» **WHAT THE EXERCISE ASKS**:
Copy out each line of the data that holds the word "pero".
::::::::::
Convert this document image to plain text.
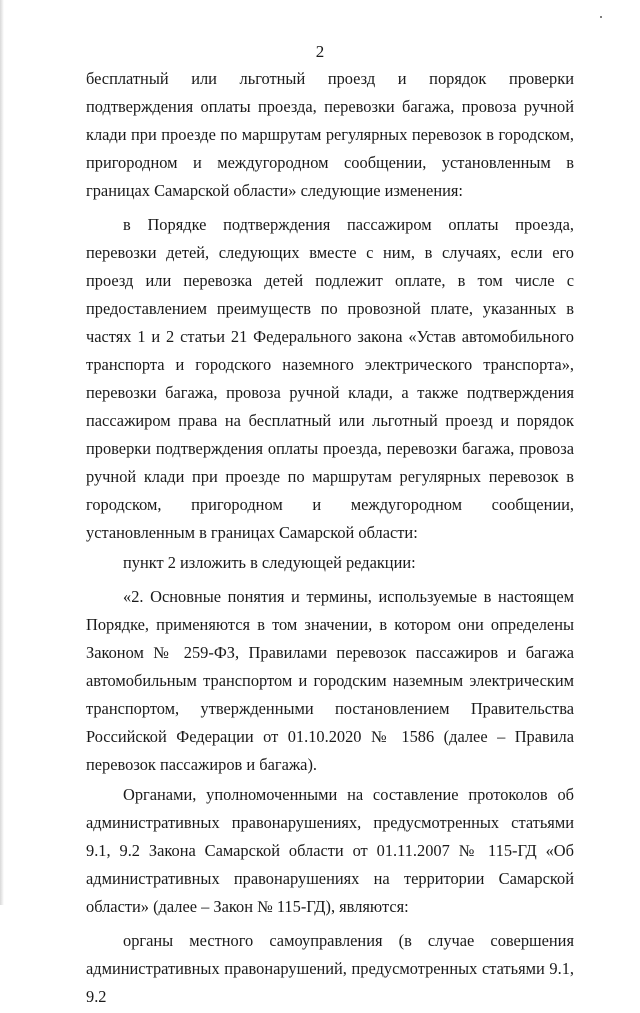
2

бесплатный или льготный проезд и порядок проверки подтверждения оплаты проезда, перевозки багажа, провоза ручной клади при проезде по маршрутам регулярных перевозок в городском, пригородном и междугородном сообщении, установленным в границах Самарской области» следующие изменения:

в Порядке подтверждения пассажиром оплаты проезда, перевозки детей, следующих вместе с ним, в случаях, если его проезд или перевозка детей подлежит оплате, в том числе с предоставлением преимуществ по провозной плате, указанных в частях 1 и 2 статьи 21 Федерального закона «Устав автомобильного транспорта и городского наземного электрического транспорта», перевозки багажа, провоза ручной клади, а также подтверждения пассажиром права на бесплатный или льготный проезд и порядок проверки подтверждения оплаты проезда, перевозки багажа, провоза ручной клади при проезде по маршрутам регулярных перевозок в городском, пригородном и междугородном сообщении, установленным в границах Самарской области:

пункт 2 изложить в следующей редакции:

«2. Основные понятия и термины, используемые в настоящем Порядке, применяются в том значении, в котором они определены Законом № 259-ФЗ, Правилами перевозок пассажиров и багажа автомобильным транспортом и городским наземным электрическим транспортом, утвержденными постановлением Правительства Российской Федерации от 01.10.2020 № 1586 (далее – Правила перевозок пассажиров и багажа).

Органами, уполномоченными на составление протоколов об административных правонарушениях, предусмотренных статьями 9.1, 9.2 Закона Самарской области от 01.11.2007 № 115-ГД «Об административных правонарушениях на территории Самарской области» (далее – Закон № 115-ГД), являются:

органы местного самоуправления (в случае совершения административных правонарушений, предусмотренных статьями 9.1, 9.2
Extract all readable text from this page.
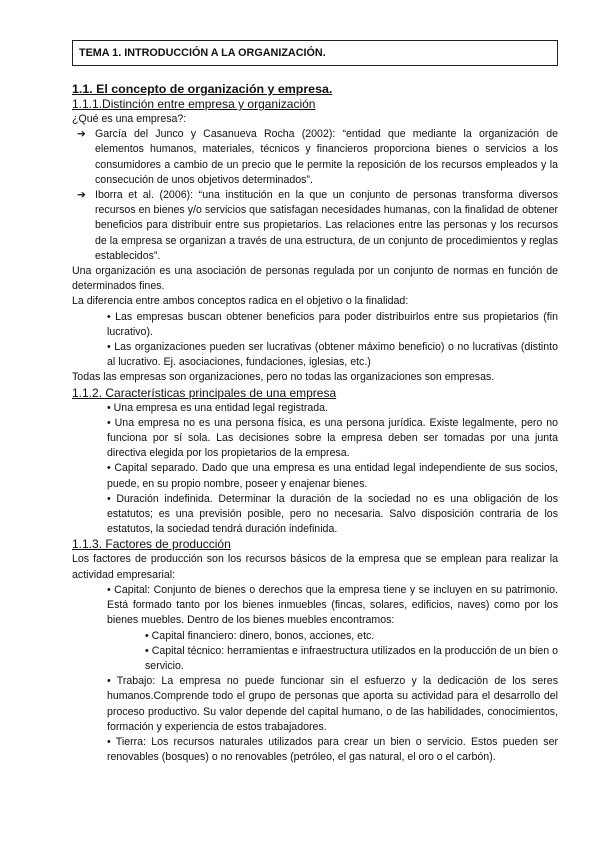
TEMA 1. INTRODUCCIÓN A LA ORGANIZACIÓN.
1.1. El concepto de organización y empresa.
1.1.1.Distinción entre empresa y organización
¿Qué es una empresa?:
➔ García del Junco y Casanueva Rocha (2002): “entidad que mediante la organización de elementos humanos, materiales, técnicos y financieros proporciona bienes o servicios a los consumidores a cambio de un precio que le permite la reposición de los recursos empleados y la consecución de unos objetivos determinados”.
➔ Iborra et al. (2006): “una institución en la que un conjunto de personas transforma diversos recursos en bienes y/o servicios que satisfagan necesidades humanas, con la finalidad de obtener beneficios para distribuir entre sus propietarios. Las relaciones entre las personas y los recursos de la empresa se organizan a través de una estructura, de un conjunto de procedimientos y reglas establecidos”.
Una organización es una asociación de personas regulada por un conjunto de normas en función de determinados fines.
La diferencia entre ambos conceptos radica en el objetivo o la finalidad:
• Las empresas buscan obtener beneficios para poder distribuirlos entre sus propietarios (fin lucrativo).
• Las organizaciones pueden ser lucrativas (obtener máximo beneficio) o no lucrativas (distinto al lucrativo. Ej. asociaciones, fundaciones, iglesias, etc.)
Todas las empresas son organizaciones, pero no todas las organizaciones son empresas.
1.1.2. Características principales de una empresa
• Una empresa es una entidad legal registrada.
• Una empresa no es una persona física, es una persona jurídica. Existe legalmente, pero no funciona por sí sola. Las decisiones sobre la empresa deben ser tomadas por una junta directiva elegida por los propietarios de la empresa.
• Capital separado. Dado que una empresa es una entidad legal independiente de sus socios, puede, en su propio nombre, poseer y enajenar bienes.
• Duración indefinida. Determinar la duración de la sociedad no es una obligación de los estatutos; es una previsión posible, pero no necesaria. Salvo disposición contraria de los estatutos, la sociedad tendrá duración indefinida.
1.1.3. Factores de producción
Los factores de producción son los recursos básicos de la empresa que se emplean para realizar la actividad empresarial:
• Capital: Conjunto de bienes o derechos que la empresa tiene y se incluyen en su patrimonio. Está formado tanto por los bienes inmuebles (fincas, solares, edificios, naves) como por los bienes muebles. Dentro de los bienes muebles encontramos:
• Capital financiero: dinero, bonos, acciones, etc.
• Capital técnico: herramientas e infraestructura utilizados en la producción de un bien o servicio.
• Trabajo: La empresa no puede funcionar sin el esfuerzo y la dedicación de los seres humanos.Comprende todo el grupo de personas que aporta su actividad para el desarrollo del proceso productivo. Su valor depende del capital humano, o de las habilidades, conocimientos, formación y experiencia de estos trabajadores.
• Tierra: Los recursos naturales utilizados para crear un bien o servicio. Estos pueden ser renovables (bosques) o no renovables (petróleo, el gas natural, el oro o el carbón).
::::::::::
» **WRITTEN SOLUTION**:
Todas las empresas son organizaciones, pero no todas las organizaciones son empresas.
• Una empresa no es una persona física, es una persona jurídica. Existe legalmente, pero no funciona por sí sola. Las decisiones sobre la empresa deben ser tomadas por una junta directiva elegida por los propietarios de la empresa.
• Duración indefinida. Determinar la duración de la sociedad no es una obligación de los estatutos; es una previsión posible, pero no necesaria. Salvo disposición contraria de los estatutos, la sociedad tendrá duración indefinida.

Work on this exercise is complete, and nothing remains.